■ **Short task**:
Each entry here needs to be set down again exactly, please; pictures are left out.

■ **Working data**:
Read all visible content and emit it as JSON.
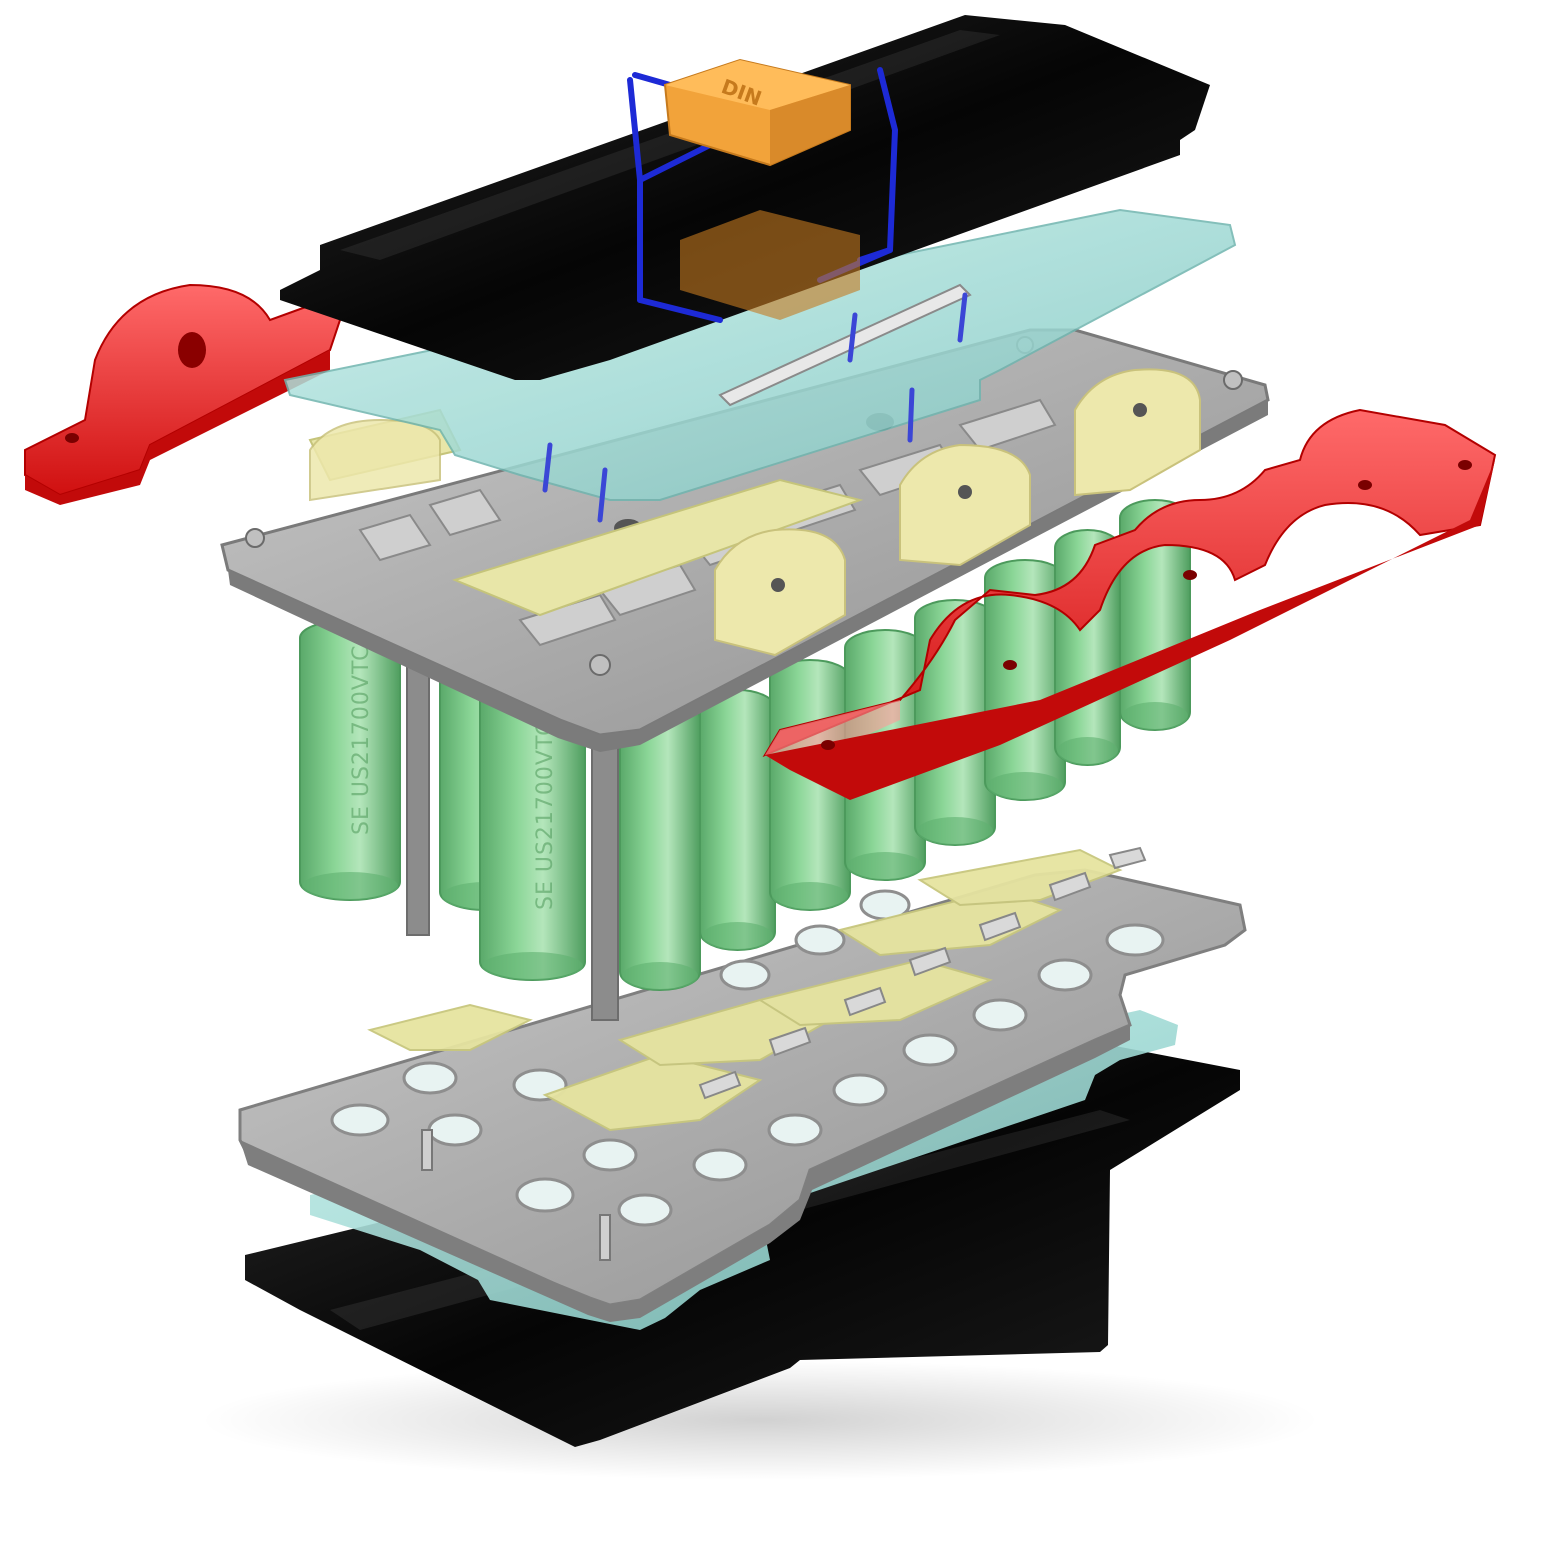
{
  "diagram": {
    "cell_label": "SE US21700VTC6A",
    "cell_label_partial": "SE US21700VTC6A 0",
    "colors": {
      "cell": "#7cc98a",
      "cell_shadow": "#4f9e5f",
      "cell_highlight": "#b6e8bd",
      "plate": "#a9a9a9",
      "plate_edge": "#8a8a8a",
      "busbar": "#e41f1f",
      "busbar_light": "#f25a5a",
      "insulator": "#111111",
      "glass": "#9ed9d4",
      "paper": "#e8e6a8",
      "connector": "#f0a030",
      "wire": "#2233cc",
      "rod": "#8a8a8a"
    }
  }
}
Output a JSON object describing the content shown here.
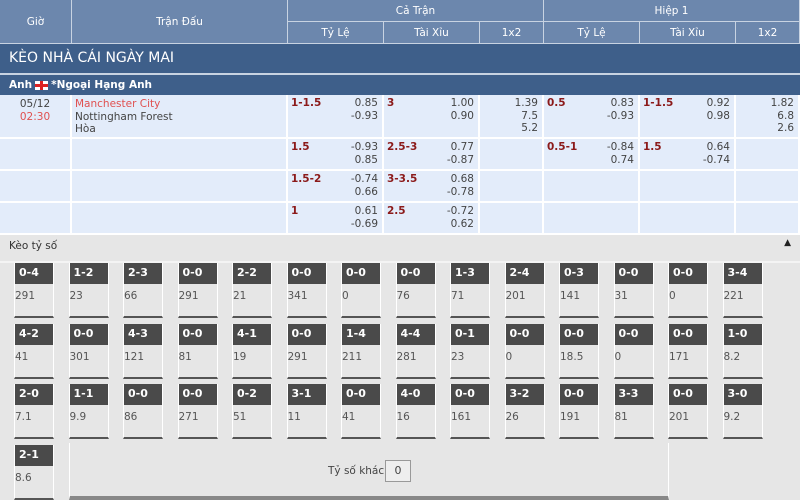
{
  "header": {
    "time": "Giờ",
    "match": "Trận Đấu",
    "full": "Cả Trận",
    "half": "Hiệp 1",
    "sub": [
      "Tỷ Lệ",
      "Tài Xỉu",
      "1x2",
      "Tỷ Lệ",
      "Tài Xỉu",
      "1x2"
    ]
  },
  "banner": "KÈO NHÀ CÁI NGÀY MAI",
  "league": {
    "country": "Anh",
    "name": "*Ngoại Hạng Anh"
  },
  "match": {
    "date": "05/12",
    "time": "02:30",
    "home": "Manchester City",
    "away": "Nottingham Forest",
    "draw": "Hòa"
  },
  "rows": [
    {
      "hdp": {
        "line": "1-1.5",
        "odds": [
          "0.85",
          "-0.93"
        ]
      },
      "ou": {
        "line": "3",
        "odds": [
          "1.00",
          "0.90"
        ]
      },
      "x12": [
        "1.39",
        "7.5",
        "5.2"
      ],
      "h_hdp": {
        "line": "0.5",
        "odds": [
          "0.83",
          "-0.93"
        ]
      },
      "h_ou": {
        "line": "1-1.5",
        "odds": [
          "0.92",
          "0.98"
        ]
      },
      "h_x12": [
        "1.82",
        "6.8",
        "2.6"
      ]
    },
    {
      "hdp": {
        "line": "1.5",
        "odds": [
          "-0.93",
          "0.85"
        ]
      },
      "ou": {
        "line": "2.5-3",
        "odds": [
          "0.77",
          "-0.87"
        ]
      },
      "h_hdp": {
        "line": "0.5-1",
        "odds": [
          "-0.84",
          "0.74"
        ]
      },
      "h_ou": {
        "line": "1.5",
        "odds": [
          "0.64",
          "-0.74"
        ]
      }
    },
    {
      "hdp": {
        "line": "1.5-2",
        "odds": [
          "-0.74",
          "0.66"
        ]
      },
      "ou": {
        "line": "3-3.5",
        "odds": [
          "0.68",
          "-0.78"
        ]
      }
    },
    {
      "hdp": {
        "line": "1",
        "odds": [
          "0.61",
          "-0.69"
        ]
      },
      "ou": {
        "line": "2.5",
        "odds": [
          "-0.72",
          "0.62"
        ]
      }
    }
  ],
  "correct_score": {
    "title": "Kèo tỷ số",
    "other_label": "Tỷ số khác",
    "other_value": "0",
    "items": [
      [
        "0-4",
        "291"
      ],
      [
        "1-2",
        "23"
      ],
      [
        "2-3",
        "66"
      ],
      [
        "0-0",
        "291"
      ],
      [
        "2-2",
        "21"
      ],
      [
        "0-0",
        "341"
      ],
      [
        "0-0",
        "0"
      ],
      [
        "0-0",
        "76"
      ],
      [
        "1-3",
        "71"
      ],
      [
        "2-4",
        "201"
      ],
      [
        "0-3",
        "141"
      ],
      [
        "0-0",
        "31"
      ],
      [
        "0-0",
        "0"
      ],
      [
        "3-4",
        "221"
      ],
      [
        "4-2",
        "41"
      ],
      [
        "0-0",
        "301"
      ],
      [
        "4-3",
        "121"
      ],
      [
        "0-0",
        "81"
      ],
      [
        "4-1",
        "19"
      ],
      [
        "0-0",
        "291"
      ],
      [
        "1-4",
        "211"
      ],
      [
        "4-4",
        "281"
      ],
      [
        "0-1",
        "23"
      ],
      [
        "0-0",
        "0"
      ],
      [
        "0-0",
        "18.5"
      ],
      [
        "0-0",
        "0"
      ],
      [
        "0-0",
        "171"
      ],
      [
        "1-0",
        "8.2"
      ],
      [
        "2-0",
        "7.1"
      ],
      [
        "1-1",
        "9.9"
      ],
      [
        "0-0",
        "86"
      ],
      [
        "0-0",
        "271"
      ],
      [
        "0-2",
        "51"
      ],
      [
        "3-1",
        "11"
      ],
      [
        "0-0",
        "41"
      ],
      [
        "4-0",
        "16"
      ],
      [
        "0-0",
        "161"
      ],
      [
        "3-2",
        "26"
      ],
      [
        "0-0",
        "191"
      ],
      [
        "3-3",
        "81"
      ],
      [
        "0-0",
        "201"
      ],
      [
        "3-0",
        "9.2"
      ],
      [
        "2-1",
        "8.6"
      ]
    ]
  }
}
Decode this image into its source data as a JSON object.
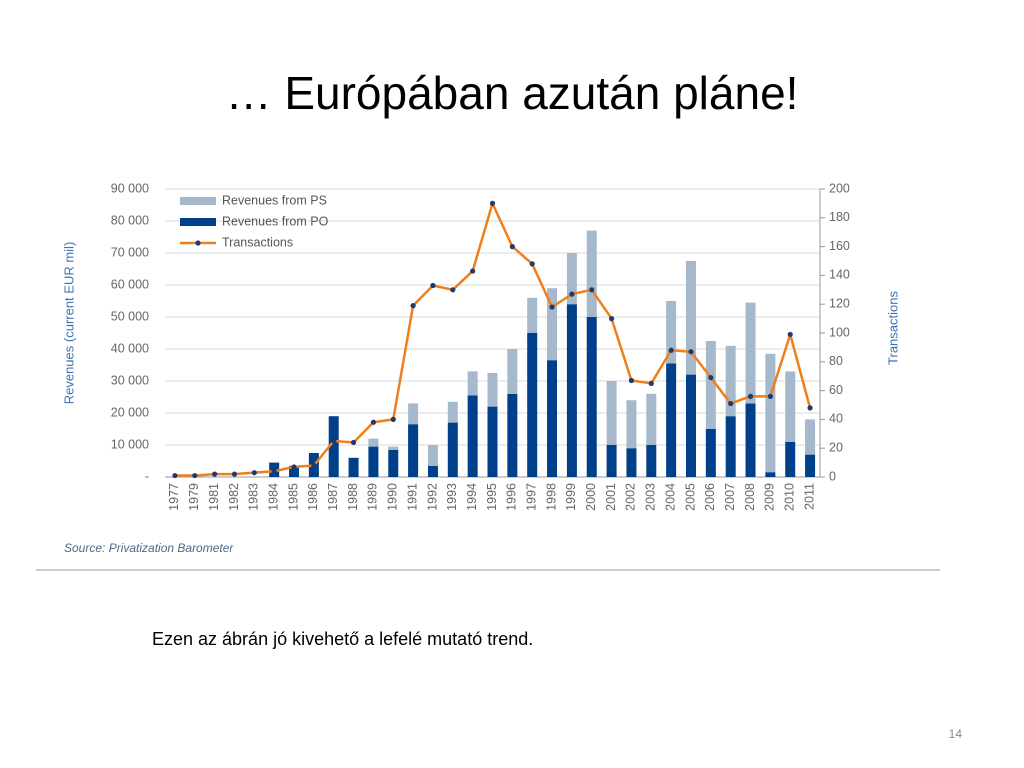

■ **Final result**:
Read all visible content and emit it as JSON.
{
  "diagram": {
    "cell_label": "SE US21700VTC6A",
    "cell_label_partial": "SE US21700VTC6A 0",
    "colors": {
      "cell": "#7cc98a",
      "cell_shadow": "#4f9e5f",
      "cell_highlight": "#b6e8bd",
      "plate": "#a9a9a9",
      "plate_edge": "#8a8a8a",
      "busbar": "#e41f1f",
      "busbar_light": "#f25a5a",
      "insulator": "#111111",
      "glass": "#9ed9d4",
      "paper": "#e8e6a8",
      "connector": "#f0a030",
      "wire": "#2233cc",
      "rod": "#8a8a8a"
    }
  }
}
Output a JSON object describing the content shown here.
{
  "header": {
    "time": "Giờ",
    "match": "Trận Đấu",
    "full": "Cả Trận",
    "half": "Hiệp 1",
    "sub": [
      "Tỷ Lệ",
      "Tài Xỉu",
      "1x2",
      "Tỷ Lệ",
      "Tài Xỉu",
      "1x2"
    ]
  },
  "banner": "KÈO NHÀ CÁI NGÀY MAI",
  "league": {
    "country": "Anh",
    "name": "*Ngoại Hạng Anh"
  },
  "match": {
    "date": "05/12",
    "time": "02:30",
    "home": "Manchester City",
    "away": "Nottingham Forest",
    "draw": "Hòa"
  },
  "rows": [
    {
      "hdp": {
        "line": "1-1.5",
        "odds": [
          "0.85",
          "-0.93"
        ]
      },
      "ou": {
        "line": "3",
        "odds": [
          "1.00",
          "0.90"
        ]
      },
      "x12": [
        "1.39",
        "7.5",
        "5.2"
      ],
      "h_hdp": {
        "line": "0.5",
        "odds": [
          "0.83",
          "-0.93"
        ]
      },
      "h_ou": {
        "line": "1-1.5",
        "odds": [
          "0.92",
          "0.98"
        ]
      },
      "h_x12": [
        "1.82",
        "6.8",
        "2.6"
      ]
    },
    {
      "hdp": {
        "line": "1.5",
        "odds": [
          "-0.93",
          "0.85"
        ]
      },
      "ou": {
        "line": "2.5-3",
        "odds": [
          "0.77",
          "-0.87"
        ]
      },
      "h_hdp": {
        "line": "0.5-1",
        "odds": [
          "-0.84",
          "0.74"
        ]
      },
      "h_ou": {
        "line": "1.5",
        "odds": [
          "0.64",
          "-0.74"
        ]
      }
    },
    {
      "hdp": {
        "line": "1.5-2",
        "odds": [
          "-0.74",
          "0.66"
        ]
      },
      "ou": {
        "line": "3-3.5",
        "odds": [
          "0.68",
          "-0.78"
        ]
      }
    },
    {
      "hdp": {
        "line": "1",
        "odds": [
          "0.61",
          "-0.69"
        ]
      },
      "ou": {
        "line": "2.5",
        "odds": [
          "-0.72",
          "0.62"
        ]
      }
    }
  ],
  "correct_score": {
    "title": "Kèo tỷ số",
    "other_label": "Tỷ số khác",
    "other_value": "0",
    "items": [
      [
        "0-4",
        "291"
      ],
      [
        "1-2",
        "23"
      ],
      [
        "2-3",
        "66"
      ],
      [
        "0-0",
        "291"
      ],
      [
        "2-2",
        "21"
      ],
      [
        "0-0",
        "341"
      ],
      [
        "0-0",
        "0"
      ],
      [
        "0-0",
        "76"
      ],
      [
        "1-3",
        "71"
      ],
      [
        "2-4",
        "201"
      ],
      [
        "0-3",
        "141"
      ],
      [
        "0-0",
        "31"
      ],
      [
        "0-0",
        "0"
      ],
      [
        "3-4",
        "221"
      ],
      [
        "4-2",
        "41"
      ],
      [
        "0-0",
        "301"
      ],
      [
        "4-3",
        "121"
      ],
      [
        "0-0",
        "81"
      ],
      [
        "4-1",
        "19"
      ],
      [
        "0-0",
        "291"
      ],
      [
        "1-4",
        "211"
      ],
      [
        "4-4",
        "281"
      ],
      [
        "0-1",
        "23"
      ],
      [
        "0-0",
        "0"
      ],
      [
        "0-0",
        "18.5"
      ],
      [
        "0-0",
        "0"
      ],
      [
        "0-0",
        "171"
      ],
      [
        "1-0",
        "8.2"
      ],
      [
        "2-0",
        "7.1"
      ],
      [
        "1-1",
        "9.9"
      ],
      [
        "0-0",
        "86"
      ],
      [
        "0-0",
        "271"
      ],
      [
        "0-2",
        "51"
      ],
      [
        "3-1",
        "11"
      ],
      [
        "0-0",
        "41"
      ],
      [
        "4-0",
        "16"
      ],
      [
        "0-0",
        "161"
      ],
      [
        "3-2",
        "26"
      ],
      [
        "0-0",
        "191"
      ],
      [
        "3-3",
        "81"
      ],
      [
        "0-0",
        "201"
      ],
      [
        "3-0",
        "9.2"
      ],
      [
        "2-1",
        "8.6"
      ]
    ]
  }
}
Decode this image into its source data as a JSON object.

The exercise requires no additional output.